TO BE DONE >> Rewrite each line of the data below as a row in a Markdown table with two columns, Row for a running number and Entry for the line itself, skipping blank lines and leaving out the picture.
[START OF EXTRACTED DATA]
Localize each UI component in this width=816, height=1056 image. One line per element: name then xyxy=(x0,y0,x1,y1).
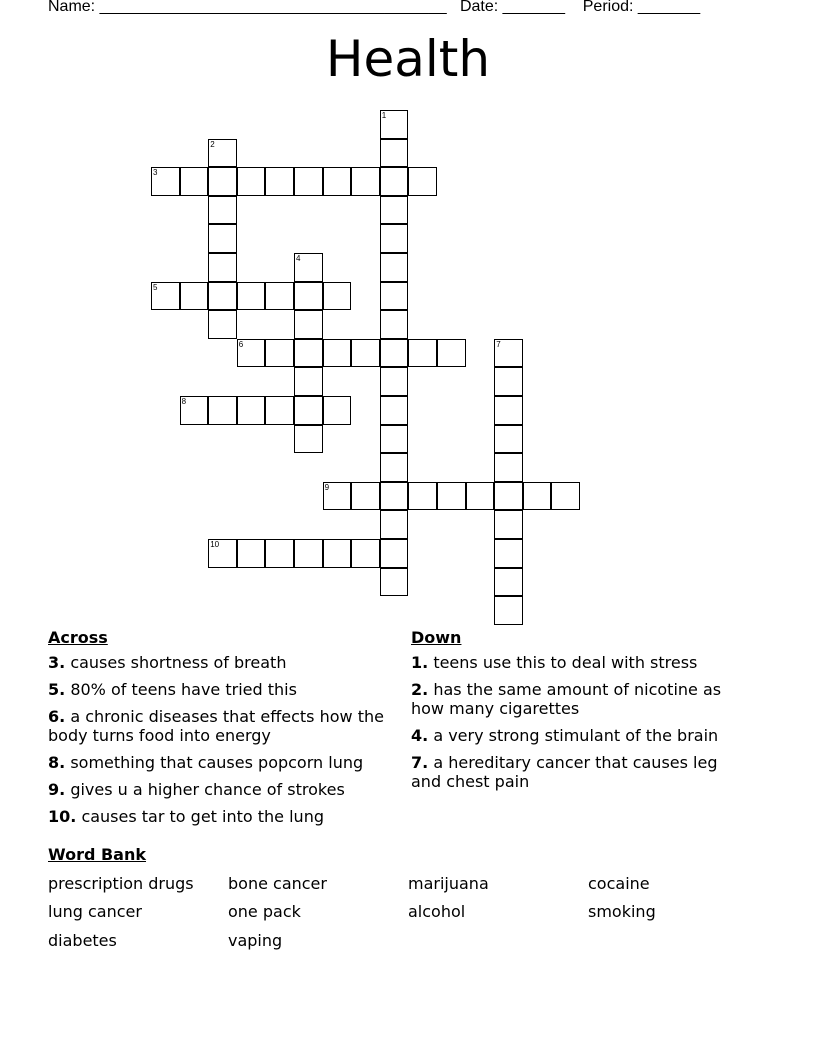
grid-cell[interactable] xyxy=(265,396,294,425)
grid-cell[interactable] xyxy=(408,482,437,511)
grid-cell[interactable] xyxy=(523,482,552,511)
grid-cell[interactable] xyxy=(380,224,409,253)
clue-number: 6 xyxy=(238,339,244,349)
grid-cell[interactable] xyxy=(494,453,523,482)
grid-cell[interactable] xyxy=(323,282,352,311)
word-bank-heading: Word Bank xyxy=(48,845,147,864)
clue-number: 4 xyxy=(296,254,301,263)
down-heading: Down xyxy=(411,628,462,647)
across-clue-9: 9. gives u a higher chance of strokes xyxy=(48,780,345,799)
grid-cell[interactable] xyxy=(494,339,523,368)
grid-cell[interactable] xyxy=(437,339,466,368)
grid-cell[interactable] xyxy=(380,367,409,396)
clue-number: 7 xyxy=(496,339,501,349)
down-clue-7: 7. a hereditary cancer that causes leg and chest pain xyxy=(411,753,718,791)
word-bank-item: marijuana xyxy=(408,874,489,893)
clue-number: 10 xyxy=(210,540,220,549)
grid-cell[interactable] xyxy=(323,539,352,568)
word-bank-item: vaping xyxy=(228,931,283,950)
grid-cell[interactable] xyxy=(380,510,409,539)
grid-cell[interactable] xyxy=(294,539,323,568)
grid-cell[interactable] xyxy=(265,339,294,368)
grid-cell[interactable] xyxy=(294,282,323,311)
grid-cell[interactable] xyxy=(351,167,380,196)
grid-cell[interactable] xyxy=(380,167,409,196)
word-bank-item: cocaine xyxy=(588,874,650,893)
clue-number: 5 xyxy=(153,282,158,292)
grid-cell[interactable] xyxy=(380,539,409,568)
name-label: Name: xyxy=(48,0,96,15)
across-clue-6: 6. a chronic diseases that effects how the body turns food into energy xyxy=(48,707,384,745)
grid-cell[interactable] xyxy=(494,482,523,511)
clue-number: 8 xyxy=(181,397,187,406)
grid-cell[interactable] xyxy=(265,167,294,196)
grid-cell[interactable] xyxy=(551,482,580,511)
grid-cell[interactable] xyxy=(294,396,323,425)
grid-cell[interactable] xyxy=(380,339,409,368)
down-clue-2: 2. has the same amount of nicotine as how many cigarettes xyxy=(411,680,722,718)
[END OF EXTRACTED DATA]
SOLUTION TO THIS EXERCISE >>
| Row | Entry |
|---|---|
| 1 | Localize each UI component in this width=816, height=1056 image. One line per element: name then xyxy=(x0,y0,x1,y1). |
| 2 | grid-cell[interactable] xyxy=(265,396,294,425) |
| 3 | grid-cell[interactable] xyxy=(408,482,437,511) |
| 4 | grid-cell[interactable] xyxy=(523,482,552,511) |
| 5 | grid-cell[interactable] xyxy=(380,224,409,253) |
| 6 | clue-number: 6 xyxy=(238,339,244,349) |
| 7 | grid-cell[interactable] xyxy=(494,453,523,482) |
| 8 | grid-cell[interactable] xyxy=(323,282,352,311) |
| 9 | word-bank-heading: Word Bank xyxy=(48,845,147,864) |
| 10 | clue-number: 4 xyxy=(296,254,301,263) |
| 11 | down-heading: Down xyxy=(411,628,462,647) |
| 12 | across-clue-9: 9. gives u a higher chance of strokes xyxy=(48,780,345,799) |
| 13 | grid-cell[interactable] xyxy=(494,339,523,368) |
| 14 | grid-cell[interactable] xyxy=(437,339,466,368) |
| 15 | grid-cell[interactable] xyxy=(380,367,409,396) |
| 16 | clue-number: 7 xyxy=(496,339,501,349) |
| 17 | down-clue-7: 7. a hereditary cancer that causes leg and chest pain xyxy=(411,753,718,791) |
| 18 | word-bank-item: marijuana xyxy=(408,874,489,893) |
| 19 | clue-number: 10 xyxy=(210,540,220,549) |
| 20 | grid-cell[interactable] xyxy=(323,539,352,568) |
| 21 | word-bank-item: vaping xyxy=(228,931,283,950) |
| 22 | grid-cell[interactable] xyxy=(380,510,409,539) |
| 23 | grid-cell[interactable] xyxy=(294,539,323,568) |
| 24 | grid-cell[interactable] xyxy=(265,339,294,368) |
| 25 | grid-cell[interactable] xyxy=(294,282,323,311) |
| 26 | grid-cell[interactable] xyxy=(351,167,380,196) |
| 27 | grid-cell[interactable] xyxy=(380,167,409,196) |
| 28 | word-bank-item: cocaine xyxy=(588,874,650,893) |
| 29 | clue-number: 5 xyxy=(153,282,158,292) |
| 30 | grid-cell[interactable] xyxy=(380,539,409,568) |
| 31 | name-label: Name: xyxy=(48,0,96,15) |
| 32 | across-clue-6: 6. a chronic diseases that effects how the body turns food into energy xyxy=(48,707,384,745) |
| 33 | grid-cell[interactable] xyxy=(494,482,523,511) |
| 34 | clue-number: 8 xyxy=(181,397,187,406) |
| 35 | grid-cell[interactable] xyxy=(265,167,294,196) |
| 36 | grid-cell[interactable] xyxy=(551,482,580,511) |
| 37 | grid-cell[interactable] xyxy=(294,396,323,425) |
| 38 | grid-cell[interactable] xyxy=(380,339,409,368) |
| 39 | down-clue-2: 2. has the same amount of nicotine as how many cigarettes xyxy=(411,680,722,718) |